SUPPLIED ENTRIES>
--

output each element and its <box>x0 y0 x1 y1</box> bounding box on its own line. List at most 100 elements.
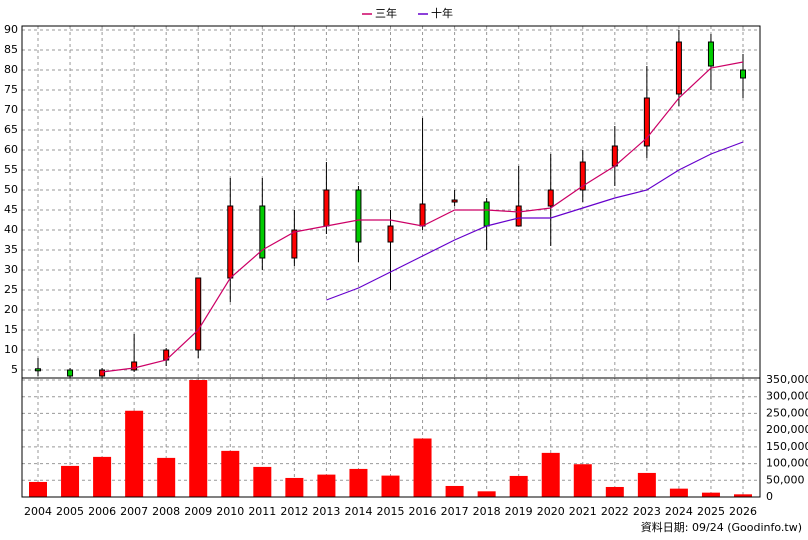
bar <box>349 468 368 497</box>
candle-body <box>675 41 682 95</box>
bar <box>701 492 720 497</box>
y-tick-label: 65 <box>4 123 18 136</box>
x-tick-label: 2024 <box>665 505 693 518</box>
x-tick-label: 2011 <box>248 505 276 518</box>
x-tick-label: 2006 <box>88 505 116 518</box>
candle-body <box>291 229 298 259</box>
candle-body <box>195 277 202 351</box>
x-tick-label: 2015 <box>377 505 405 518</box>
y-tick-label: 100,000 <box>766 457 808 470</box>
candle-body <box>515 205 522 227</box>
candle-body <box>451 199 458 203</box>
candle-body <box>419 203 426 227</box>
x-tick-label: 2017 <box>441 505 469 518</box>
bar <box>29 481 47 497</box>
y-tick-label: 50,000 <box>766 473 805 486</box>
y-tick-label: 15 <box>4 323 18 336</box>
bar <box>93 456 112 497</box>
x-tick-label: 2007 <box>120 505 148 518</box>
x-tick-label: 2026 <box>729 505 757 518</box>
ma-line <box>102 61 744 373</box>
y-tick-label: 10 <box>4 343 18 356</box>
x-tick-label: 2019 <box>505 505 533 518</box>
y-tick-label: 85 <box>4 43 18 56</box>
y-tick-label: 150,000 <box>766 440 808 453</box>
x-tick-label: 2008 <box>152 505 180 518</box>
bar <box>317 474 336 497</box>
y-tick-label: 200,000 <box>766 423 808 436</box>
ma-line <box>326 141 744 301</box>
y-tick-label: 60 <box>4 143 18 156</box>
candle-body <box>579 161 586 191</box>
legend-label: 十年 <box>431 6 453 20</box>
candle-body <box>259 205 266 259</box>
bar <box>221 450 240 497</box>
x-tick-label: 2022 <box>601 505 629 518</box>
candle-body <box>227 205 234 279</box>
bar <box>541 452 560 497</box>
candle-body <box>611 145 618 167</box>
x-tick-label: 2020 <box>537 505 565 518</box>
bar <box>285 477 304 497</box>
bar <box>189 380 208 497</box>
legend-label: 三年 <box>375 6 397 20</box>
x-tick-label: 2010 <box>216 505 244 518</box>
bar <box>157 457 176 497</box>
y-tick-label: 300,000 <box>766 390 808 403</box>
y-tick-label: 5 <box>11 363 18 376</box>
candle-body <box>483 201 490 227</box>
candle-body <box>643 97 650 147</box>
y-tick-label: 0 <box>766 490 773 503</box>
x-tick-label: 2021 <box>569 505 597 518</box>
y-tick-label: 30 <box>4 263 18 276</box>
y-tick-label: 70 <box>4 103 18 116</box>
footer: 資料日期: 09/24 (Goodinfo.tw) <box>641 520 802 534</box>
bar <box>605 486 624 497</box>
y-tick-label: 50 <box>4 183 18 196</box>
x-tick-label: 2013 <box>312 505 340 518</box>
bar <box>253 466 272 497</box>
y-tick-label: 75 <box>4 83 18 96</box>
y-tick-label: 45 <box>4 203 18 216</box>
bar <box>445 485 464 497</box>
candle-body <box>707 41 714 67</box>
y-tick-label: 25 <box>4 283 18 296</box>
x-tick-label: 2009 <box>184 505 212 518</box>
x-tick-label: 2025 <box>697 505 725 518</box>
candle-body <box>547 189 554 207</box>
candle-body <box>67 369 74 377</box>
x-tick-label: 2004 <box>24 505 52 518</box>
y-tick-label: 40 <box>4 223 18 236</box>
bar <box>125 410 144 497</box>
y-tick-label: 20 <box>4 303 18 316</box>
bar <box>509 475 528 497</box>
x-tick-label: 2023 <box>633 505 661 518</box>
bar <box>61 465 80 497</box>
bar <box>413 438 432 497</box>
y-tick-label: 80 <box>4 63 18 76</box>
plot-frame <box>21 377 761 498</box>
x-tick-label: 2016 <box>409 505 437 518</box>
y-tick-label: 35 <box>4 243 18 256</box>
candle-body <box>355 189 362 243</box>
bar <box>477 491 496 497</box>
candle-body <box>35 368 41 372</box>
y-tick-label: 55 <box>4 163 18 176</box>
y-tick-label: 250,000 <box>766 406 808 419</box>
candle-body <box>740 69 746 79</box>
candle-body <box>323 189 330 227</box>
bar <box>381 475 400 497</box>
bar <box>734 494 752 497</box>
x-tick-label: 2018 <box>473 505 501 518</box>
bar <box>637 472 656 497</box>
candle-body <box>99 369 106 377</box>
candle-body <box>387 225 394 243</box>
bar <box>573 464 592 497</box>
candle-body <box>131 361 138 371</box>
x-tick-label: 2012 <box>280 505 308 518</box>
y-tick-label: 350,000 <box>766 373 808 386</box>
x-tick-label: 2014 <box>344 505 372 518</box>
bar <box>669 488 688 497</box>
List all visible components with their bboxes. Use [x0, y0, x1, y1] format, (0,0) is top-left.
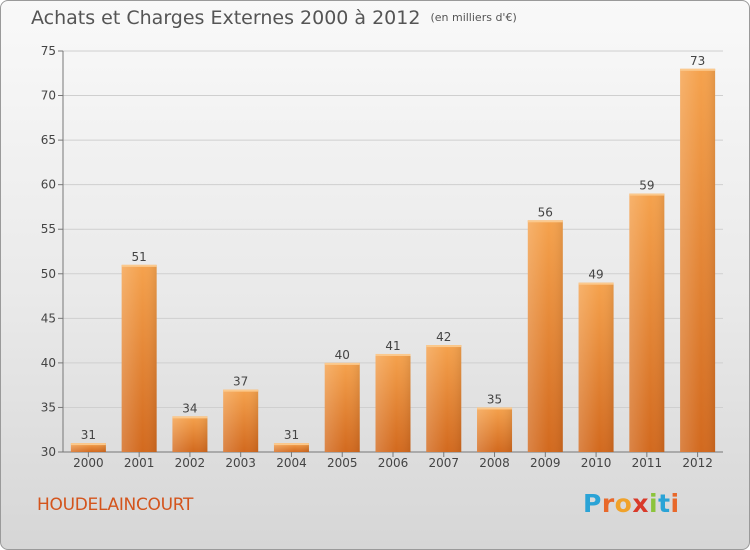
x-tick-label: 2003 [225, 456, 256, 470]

--

WORK TO COMPLETE> Pick out every line in the rows above that contains the word "List". Match uppercase and lowercase letters exactly.

COMPLETE ANSWER>
output each element and its <box>x0 y0 x1 y1</box> bounding box on its own line. List at most 100 elements.
List all visible components with their bboxes. Use [x0, y0, x1, y1] format, (0,0) is top-left.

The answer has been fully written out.